GIVEN PROBLEM: Leave out the pictures and copy every record exactly.

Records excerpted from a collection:
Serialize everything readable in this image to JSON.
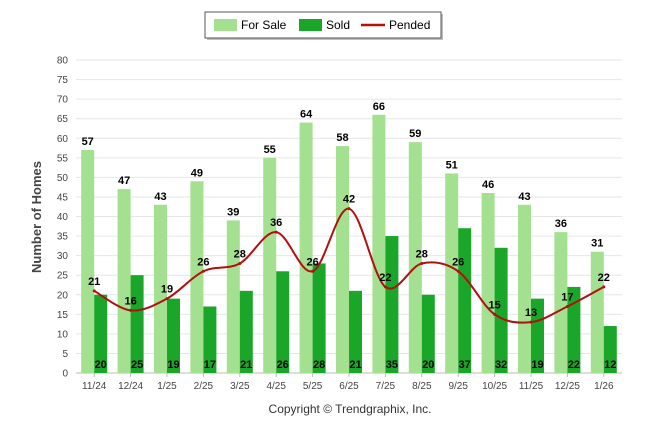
{
  "chart_data": {
    "type": "bar",
    "title": "",
    "xlabel": "",
    "ylabel": "Number of Homes",
    "ylim": [
      0,
      80
    ],
    "yticks": [
      0,
      5,
      10,
      15,
      20,
      25,
      30,
      35,
      40,
      45,
      50,
      55,
      60,
      65,
      70,
      75,
      80
    ],
    "categories": [
      "11/24",
      "12/24",
      "1/25",
      "2/25",
      "3/25",
      "4/25",
      "5/25",
      "6/25",
      "7/25",
      "8/25",
      "9/25",
      "10/25",
      "11/25",
      "12/25",
      "1/26"
    ],
    "series": [
      {
        "name": "For Sale",
        "kind": "bar",
        "color": "#a3e08f",
        "values": [
          57,
          47,
          43,
          49,
          39,
          55,
          64,
          58,
          66,
          59,
          51,
          46,
          43,
          36,
          31
        ]
      },
      {
        "name": "Sold",
        "kind": "bar",
        "color": "#1aa628",
        "values": [
          20,
          25,
          19,
          17,
          21,
          26,
          28,
          21,
          35,
          20,
          37,
          32,
          19,
          22,
          12
        ]
      },
      {
        "name": "Pended",
        "kind": "line",
        "color": "#b01010",
        "values": [
          21,
          16,
          19,
          26,
          28,
          36,
          26,
          42,
          22,
          28,
          26,
          15,
          13,
          17,
          22
        ]
      }
    ],
    "legend": {
      "position": "top-center",
      "entries": [
        "For Sale",
        "Sold",
        "Pended"
      ]
    },
    "grid": true
  },
  "footer": {
    "copyright": "Copyright © Trendgraphix, Inc."
  }
}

THE RESULT:
Serialize everything readable in this image to JSON.
{
  "chart_data": {
    "type": "bar",
    "title": "",
    "xlabel": "",
    "ylabel": "Number of Homes",
    "ylim": [
      0,
      80
    ],
    "yticks": [
      0,
      5,
      10,
      15,
      20,
      25,
      30,
      35,
      40,
      45,
      50,
      55,
      60,
      65,
      70,
      75,
      80
    ],
    "categories": [
      "11/24",
      "12/24",
      "1/25",
      "2/25",
      "3/25",
      "4/25",
      "5/25",
      "6/25",
      "7/25",
      "8/25",
      "9/25",
      "10/25",
      "11/25",
      "12/25",
      "1/26"
    ],
    "series": [
      {
        "name": "For Sale",
        "kind": "bar",
        "color": "#a3e08f",
        "values": [
          57,
          47,
          43,
          49,
          39,
          55,
          64,
          58,
          66,
          59,
          51,
          46,
          43,
          36,
          31
        ]
      },
      {
        "name": "Sold",
        "kind": "bar",
        "color": "#1aa628",
        "values": [
          20,
          25,
          19,
          17,
          21,
          26,
          28,
          21,
          35,
          20,
          37,
          32,
          19,
          22,
          12
        ]
      },
      {
        "name": "Pended",
        "kind": "line",
        "color": "#b01010",
        "values": [
          21,
          16,
          19,
          26,
          28,
          36,
          26,
          42,
          22,
          28,
          26,
          15,
          13,
          17,
          22
        ]
      }
    ],
    "legend": {
      "position": "top-center",
      "entries": [
        "For Sale",
        "Sold",
        "Pended"
      ]
    },
    "grid": true
  },
  "footer": {
    "copyright": "Copyright © Trendgraphix, Inc."
  }
}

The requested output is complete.